**To do:**
Locate all lines in the data below that hold "title" and show them.

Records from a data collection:
--------------------------------------------------

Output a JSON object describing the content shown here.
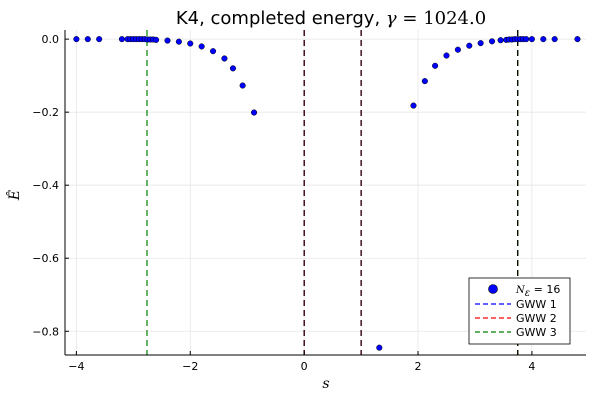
{
  "chart_data": {
    "type": "scatter",
    "title": {
      "prefix": "K4, completed energy, ",
      "gamma_symbol": "γ",
      "equals": " = ",
      "gamma_value": "1024.0"
    },
    "xlabel": "s",
    "ylabel": "Ê",
    "xlim": [
      -4.2,
      4.95
    ],
    "ylim": [
      -0.865,
      0.025
    ],
    "xticks": [
      -4,
      -2,
      0,
      2,
      4
    ],
    "yticks": [
      0.0,
      -0.2,
      -0.4,
      -0.6,
      -0.8
    ],
    "xtick_labels": [
      "−4",
      "−2",
      "0",
      "2",
      "4"
    ],
    "ytick_labels": [
      "0.0",
      "−0.2",
      "−0.4",
      "−0.6",
      "−0.8"
    ],
    "grid": true,
    "legend_position": "bottom-right",
    "series": [
      {
        "name": "N_ε = 16",
        "legend_label": {
          "symbol": "N",
          "subscript": "ε",
          "suffix": " = 16"
        },
        "kind": "scatter",
        "color": "#0000ff",
        "points": [
          [
            -4.0,
            0.0
          ],
          [
            -3.8,
            0.0
          ],
          [
            -3.6,
            0.0
          ],
          [
            -3.2,
            0.0
          ],
          [
            -3.1,
            0.0
          ],
          [
            -3.05,
            0.0
          ],
          [
            -3.0,
            0.0
          ],
          [
            -2.95,
            0.0
          ],
          [
            -2.9,
            0.0
          ],
          [
            -2.85,
            0.0
          ],
          [
            -2.8,
            0.0
          ],
          [
            -2.75,
            -0.001
          ],
          [
            -2.7,
            -0.001
          ],
          [
            -2.65,
            -0.001
          ],
          [
            -2.6,
            -0.002
          ],
          [
            -2.4,
            -0.004
          ],
          [
            -2.2,
            -0.007
          ],
          [
            -2.0,
            -0.012
          ],
          [
            -1.8,
            -0.02
          ],
          [
            -1.6,
            -0.033
          ],
          [
            -1.4,
            -0.053
          ],
          [
            -1.25,
            -0.08
          ],
          [
            -1.08,
            -0.127
          ],
          [
            -0.88,
            -0.201
          ],
          [
            1.32,
            -0.845
          ],
          [
            1.92,
            -0.182
          ],
          [
            2.12,
            -0.115
          ],
          [
            2.3,
            -0.073
          ],
          [
            2.5,
            -0.045
          ],
          [
            2.7,
            -0.029
          ],
          [
            2.9,
            -0.018
          ],
          [
            3.1,
            -0.011
          ],
          [
            3.3,
            -0.006
          ],
          [
            3.45,
            -0.003
          ],
          [
            3.55,
            -0.002
          ],
          [
            3.6,
            -0.001
          ],
          [
            3.65,
            -0.001
          ],
          [
            3.7,
            0.0
          ],
          [
            3.75,
            0.0
          ],
          [
            3.8,
            0.0
          ],
          [
            3.85,
            0.0
          ],
          [
            3.9,
            0.0
          ],
          [
            4.0,
            0.0
          ],
          [
            4.2,
            0.0
          ],
          [
            4.4,
            0.0
          ],
          [
            4.8,
            0.0
          ]
        ]
      },
      {
        "name": "GWW 1",
        "kind": "vline",
        "color": "#0000ff",
        "x": [
          0.0,
          1.0,
          3.75
        ]
      },
      {
        "name": "GWW 2",
        "kind": "vline",
        "color": "#ff0000",
        "x": [
          0.0,
          1.0,
          3.75
        ]
      },
      {
        "name": "GWW 3",
        "kind": "vline",
        "color": "#008000",
        "x": [
          -2.76,
          3.75
        ]
      }
    ],
    "annotations": [
      {
        "kind": "vline",
        "color": "#000000",
        "x": [
          0.0,
          1.0,
          3.75
        ]
      }
    ]
  }
}
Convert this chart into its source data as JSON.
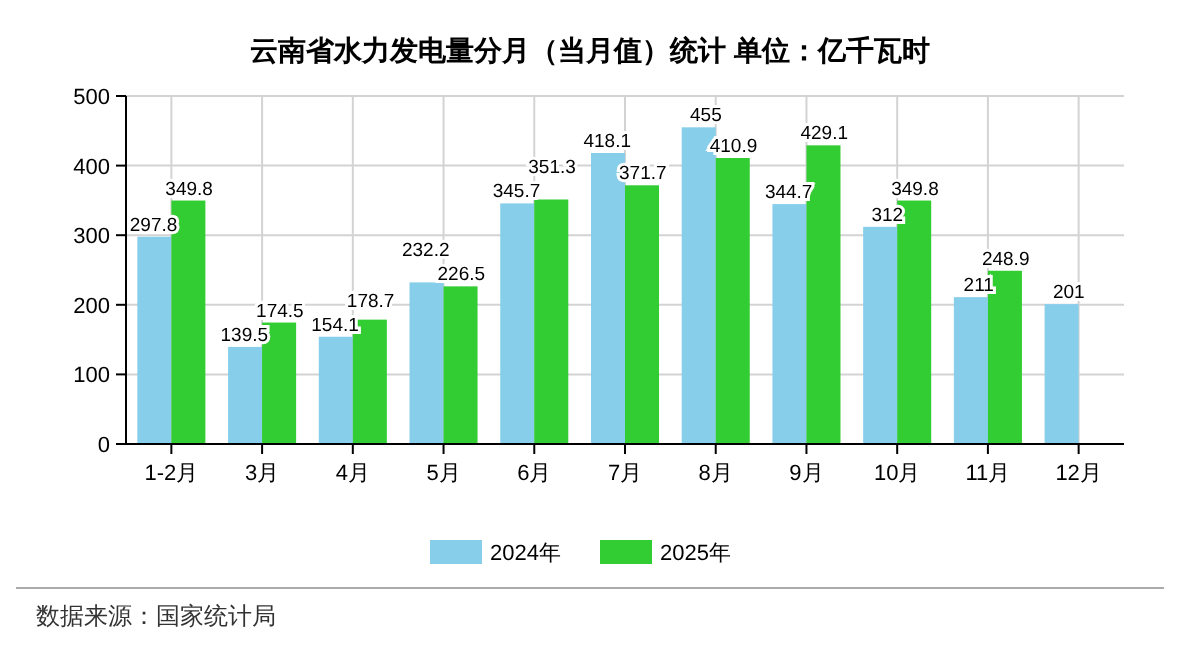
{
  "chart_data": {
    "type": "bar",
    "title": "云南省水力发电量分月（当月值）统计  单位：亿千瓦时",
    "categories": [
      "1-2月",
      "3月",
      "4月",
      "5月",
      "6月",
      "7月",
      "8月",
      "9月",
      "10月",
      "11月",
      "12月"
    ],
    "series": [
      {
        "name": "2024年",
        "color": "#87ceeb",
        "values": [
          297.8,
          139.5,
          154.1,
          232.2,
          345.7,
          418.1,
          455,
          344.7,
          312,
          211,
          201
        ]
      },
      {
        "name": "2025年",
        "color": "#32cd32",
        "values": [
          349.8,
          174.5,
          178.7,
          226.5,
          351.3,
          371.7,
          410.9,
          429.1,
          349.8,
          248.9,
          null
        ]
      }
    ],
    "ylim": [
      0,
      500
    ],
    "yticks": [
      0,
      100,
      200,
      300,
      400,
      500
    ],
    "grid": true,
    "legend": "bottom",
    "data_labels": true,
    "annotations": [
      "数据来源：国家统计局"
    ]
  }
}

--------------------------------------------------

**Problem solution:**
    "title": {
    "title": "云南省水力发电量分月（当月值）统计  单位：亿千瓦时",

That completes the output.